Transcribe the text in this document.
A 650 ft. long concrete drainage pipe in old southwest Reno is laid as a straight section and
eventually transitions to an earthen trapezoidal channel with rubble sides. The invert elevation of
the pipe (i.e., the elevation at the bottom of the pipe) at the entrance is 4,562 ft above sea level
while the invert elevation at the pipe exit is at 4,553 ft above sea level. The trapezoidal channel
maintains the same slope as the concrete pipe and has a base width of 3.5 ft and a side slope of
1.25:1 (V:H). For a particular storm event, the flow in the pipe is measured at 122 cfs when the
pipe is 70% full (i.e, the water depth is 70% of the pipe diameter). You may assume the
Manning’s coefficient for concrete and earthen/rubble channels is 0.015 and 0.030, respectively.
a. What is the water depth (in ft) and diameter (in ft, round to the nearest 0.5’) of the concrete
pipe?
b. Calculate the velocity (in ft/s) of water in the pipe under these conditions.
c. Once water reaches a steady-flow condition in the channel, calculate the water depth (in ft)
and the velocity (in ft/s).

......

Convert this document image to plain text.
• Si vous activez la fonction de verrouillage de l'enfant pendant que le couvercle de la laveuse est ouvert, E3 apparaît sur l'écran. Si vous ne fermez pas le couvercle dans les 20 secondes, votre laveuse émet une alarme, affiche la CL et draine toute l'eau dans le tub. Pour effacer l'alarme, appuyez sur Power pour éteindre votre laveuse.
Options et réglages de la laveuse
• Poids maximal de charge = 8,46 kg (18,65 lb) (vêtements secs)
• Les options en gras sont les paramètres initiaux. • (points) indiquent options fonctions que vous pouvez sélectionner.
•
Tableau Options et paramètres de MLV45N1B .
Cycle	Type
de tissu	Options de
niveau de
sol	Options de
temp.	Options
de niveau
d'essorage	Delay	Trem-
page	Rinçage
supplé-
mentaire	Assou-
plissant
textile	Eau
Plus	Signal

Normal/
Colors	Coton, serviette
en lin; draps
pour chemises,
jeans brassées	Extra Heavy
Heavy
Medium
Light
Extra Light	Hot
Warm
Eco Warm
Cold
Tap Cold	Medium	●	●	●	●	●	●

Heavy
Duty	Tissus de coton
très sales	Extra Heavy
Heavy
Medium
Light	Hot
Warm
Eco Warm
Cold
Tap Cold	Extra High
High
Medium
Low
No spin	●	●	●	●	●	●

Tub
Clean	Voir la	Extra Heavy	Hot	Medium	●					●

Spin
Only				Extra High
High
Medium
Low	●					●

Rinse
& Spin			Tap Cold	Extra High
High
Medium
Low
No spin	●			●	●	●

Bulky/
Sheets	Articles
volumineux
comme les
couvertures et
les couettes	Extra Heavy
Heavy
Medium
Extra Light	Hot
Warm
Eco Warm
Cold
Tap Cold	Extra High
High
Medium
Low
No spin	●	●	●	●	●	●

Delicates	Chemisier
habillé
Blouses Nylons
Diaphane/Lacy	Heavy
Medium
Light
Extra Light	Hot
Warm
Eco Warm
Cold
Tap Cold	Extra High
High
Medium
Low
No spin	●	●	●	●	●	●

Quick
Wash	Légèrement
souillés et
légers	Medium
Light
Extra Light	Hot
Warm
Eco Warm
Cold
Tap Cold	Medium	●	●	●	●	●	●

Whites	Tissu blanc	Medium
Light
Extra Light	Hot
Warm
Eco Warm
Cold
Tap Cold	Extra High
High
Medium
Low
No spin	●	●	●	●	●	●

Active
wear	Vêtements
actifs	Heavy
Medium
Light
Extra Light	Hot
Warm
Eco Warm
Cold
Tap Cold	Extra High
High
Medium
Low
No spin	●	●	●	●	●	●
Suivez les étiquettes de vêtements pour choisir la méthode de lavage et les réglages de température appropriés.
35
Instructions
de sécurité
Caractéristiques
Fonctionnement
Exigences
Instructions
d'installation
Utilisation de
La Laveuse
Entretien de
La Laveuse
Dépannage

......

Task requirements → Spot every line that holds "réglages" and copy it.

Task solution →
Options et réglages de la laveuse
Suivez les étiquettes de vêtements pour choisir la méthode de lavage et les réglages de température appropriés.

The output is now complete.